Scan the lines below for the string "TUNER" and copy every one that has it.

★ ★ ★ ★ ★ ★ ★

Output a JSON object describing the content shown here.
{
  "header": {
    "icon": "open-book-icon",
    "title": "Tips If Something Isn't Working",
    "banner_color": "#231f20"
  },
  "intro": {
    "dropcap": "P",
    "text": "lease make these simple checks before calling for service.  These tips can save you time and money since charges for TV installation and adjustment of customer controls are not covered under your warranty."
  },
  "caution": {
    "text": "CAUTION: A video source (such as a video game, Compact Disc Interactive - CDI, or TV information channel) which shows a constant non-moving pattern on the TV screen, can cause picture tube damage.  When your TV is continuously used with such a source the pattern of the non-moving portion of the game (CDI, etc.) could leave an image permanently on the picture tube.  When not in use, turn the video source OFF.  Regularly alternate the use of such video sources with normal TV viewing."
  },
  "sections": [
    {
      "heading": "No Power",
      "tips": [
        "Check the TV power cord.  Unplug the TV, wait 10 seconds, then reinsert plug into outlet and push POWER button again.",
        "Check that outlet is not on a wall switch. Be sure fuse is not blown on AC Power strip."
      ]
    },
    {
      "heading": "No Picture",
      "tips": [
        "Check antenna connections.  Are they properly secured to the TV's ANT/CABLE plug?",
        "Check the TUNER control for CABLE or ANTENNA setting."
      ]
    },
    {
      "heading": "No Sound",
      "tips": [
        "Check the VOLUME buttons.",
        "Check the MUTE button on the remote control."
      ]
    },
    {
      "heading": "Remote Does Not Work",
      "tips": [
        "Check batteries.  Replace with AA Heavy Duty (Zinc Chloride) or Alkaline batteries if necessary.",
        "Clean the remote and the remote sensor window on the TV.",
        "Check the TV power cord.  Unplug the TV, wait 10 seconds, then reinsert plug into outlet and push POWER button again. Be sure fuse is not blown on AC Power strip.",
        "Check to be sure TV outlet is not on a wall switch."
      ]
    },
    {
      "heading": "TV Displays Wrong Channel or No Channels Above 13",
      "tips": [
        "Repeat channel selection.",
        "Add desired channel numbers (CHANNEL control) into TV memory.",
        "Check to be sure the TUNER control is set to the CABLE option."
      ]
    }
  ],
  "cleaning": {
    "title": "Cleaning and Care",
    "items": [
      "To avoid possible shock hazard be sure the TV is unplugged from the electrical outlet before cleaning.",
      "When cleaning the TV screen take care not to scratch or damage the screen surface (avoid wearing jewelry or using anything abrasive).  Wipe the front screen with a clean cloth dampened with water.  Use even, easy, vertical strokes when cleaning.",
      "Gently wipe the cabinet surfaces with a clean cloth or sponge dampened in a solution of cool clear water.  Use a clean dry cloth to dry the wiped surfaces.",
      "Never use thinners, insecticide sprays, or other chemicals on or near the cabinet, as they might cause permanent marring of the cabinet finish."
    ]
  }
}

★ ★ ★ ★ ★ ★ ★

» Final answer
        "Check the TUNER control for CABLE or ANTENNA setting."
        "Check to be sure the TUNER control is set to the CABLE option."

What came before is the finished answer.